[Extracted data entries]
+++

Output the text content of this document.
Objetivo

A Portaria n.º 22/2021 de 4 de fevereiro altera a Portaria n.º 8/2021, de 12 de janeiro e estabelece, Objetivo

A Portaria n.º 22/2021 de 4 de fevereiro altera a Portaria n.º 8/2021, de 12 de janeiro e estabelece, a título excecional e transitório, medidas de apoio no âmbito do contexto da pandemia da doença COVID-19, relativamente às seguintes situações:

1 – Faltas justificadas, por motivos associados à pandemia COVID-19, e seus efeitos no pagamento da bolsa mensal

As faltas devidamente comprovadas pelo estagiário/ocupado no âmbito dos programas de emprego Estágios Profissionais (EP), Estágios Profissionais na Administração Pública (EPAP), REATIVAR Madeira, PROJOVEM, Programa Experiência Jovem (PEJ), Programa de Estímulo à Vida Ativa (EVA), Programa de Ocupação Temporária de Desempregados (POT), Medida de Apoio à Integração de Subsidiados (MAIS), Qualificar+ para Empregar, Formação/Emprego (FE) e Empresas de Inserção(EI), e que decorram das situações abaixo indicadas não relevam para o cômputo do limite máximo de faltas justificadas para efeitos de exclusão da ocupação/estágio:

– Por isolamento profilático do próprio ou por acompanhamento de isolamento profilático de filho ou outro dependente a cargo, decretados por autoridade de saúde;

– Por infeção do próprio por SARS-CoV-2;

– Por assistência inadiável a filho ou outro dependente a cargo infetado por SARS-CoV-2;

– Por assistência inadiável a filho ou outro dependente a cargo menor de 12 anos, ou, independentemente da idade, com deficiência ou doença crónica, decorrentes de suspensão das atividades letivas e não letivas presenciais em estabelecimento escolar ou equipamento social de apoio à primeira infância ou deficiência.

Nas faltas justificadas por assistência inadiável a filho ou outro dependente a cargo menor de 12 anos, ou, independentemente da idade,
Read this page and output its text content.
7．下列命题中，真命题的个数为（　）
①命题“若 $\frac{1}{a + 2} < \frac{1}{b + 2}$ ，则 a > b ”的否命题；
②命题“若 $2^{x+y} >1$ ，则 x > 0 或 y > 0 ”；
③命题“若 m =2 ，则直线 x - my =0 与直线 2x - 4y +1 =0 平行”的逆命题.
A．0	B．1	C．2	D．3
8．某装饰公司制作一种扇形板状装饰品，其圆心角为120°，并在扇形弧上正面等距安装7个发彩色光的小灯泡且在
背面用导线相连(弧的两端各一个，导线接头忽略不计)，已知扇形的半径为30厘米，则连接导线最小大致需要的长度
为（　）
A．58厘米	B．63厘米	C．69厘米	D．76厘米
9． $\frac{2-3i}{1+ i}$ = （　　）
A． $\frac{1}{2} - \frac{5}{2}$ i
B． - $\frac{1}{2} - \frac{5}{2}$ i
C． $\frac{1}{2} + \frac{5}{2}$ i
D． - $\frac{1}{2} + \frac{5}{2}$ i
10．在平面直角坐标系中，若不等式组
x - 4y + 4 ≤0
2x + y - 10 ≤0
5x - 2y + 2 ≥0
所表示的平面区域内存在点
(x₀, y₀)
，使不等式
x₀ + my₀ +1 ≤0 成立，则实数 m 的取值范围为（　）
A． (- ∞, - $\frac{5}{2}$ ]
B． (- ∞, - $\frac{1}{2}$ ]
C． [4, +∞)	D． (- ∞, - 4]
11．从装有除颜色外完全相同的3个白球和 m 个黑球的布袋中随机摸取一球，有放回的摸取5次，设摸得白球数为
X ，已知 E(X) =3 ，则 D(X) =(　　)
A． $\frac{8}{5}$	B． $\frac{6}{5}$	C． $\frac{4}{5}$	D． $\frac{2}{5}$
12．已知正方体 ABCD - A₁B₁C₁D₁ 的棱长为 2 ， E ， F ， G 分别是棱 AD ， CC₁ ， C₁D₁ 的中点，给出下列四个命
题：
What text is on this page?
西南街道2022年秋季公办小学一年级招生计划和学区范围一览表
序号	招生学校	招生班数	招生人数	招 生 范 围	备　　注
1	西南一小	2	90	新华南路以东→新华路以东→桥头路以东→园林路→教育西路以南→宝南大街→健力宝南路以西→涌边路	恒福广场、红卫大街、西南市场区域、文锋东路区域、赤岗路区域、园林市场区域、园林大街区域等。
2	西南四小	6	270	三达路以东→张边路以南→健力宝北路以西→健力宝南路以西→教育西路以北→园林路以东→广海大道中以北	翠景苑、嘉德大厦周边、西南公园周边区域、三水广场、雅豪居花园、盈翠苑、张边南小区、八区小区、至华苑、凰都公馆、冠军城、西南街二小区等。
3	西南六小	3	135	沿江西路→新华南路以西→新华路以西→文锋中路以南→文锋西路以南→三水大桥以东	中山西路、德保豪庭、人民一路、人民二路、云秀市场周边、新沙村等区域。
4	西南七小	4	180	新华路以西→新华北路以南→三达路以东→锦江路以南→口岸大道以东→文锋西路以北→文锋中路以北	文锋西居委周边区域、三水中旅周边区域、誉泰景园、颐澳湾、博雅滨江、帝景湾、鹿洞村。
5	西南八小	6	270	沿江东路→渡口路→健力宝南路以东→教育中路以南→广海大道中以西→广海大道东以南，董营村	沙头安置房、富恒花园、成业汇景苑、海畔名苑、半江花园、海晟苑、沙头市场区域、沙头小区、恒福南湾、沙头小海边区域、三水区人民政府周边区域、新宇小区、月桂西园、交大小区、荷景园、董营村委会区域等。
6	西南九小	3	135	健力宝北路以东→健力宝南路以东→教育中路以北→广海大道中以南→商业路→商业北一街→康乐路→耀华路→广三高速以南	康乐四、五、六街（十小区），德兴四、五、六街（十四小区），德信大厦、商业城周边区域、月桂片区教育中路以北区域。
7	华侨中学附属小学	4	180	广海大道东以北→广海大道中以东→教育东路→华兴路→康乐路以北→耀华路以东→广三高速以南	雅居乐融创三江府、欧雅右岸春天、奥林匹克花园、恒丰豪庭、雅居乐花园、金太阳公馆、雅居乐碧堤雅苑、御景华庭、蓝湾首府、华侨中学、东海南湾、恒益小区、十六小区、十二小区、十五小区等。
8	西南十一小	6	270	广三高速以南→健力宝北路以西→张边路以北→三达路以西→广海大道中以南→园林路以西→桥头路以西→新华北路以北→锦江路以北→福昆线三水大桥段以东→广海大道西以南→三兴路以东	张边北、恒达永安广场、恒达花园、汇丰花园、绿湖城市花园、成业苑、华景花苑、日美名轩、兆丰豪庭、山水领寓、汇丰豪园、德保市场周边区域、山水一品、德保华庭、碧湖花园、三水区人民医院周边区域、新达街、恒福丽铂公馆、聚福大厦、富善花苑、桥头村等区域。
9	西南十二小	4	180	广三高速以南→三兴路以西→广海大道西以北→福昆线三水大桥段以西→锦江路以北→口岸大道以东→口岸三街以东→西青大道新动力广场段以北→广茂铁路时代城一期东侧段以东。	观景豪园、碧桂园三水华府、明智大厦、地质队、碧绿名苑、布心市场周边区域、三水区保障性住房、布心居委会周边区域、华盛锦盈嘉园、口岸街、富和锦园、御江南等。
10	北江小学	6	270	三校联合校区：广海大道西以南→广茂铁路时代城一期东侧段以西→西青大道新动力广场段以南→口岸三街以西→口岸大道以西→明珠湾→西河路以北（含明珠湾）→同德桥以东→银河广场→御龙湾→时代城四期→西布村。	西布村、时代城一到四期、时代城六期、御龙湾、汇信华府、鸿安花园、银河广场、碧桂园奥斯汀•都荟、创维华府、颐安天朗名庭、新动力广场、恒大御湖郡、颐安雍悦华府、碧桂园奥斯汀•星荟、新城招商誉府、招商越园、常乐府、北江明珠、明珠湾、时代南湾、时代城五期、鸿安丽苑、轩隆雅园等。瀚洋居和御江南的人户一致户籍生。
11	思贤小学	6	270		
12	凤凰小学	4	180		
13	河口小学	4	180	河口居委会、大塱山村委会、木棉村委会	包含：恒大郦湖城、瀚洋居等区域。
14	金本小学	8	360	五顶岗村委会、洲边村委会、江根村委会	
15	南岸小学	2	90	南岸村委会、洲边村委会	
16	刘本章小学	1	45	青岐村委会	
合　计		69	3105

+++

# Your goal:
Which lines contain the word "page"? Copy each one.

# Response to this task:
Read this page and output its text content.
What text is on this page?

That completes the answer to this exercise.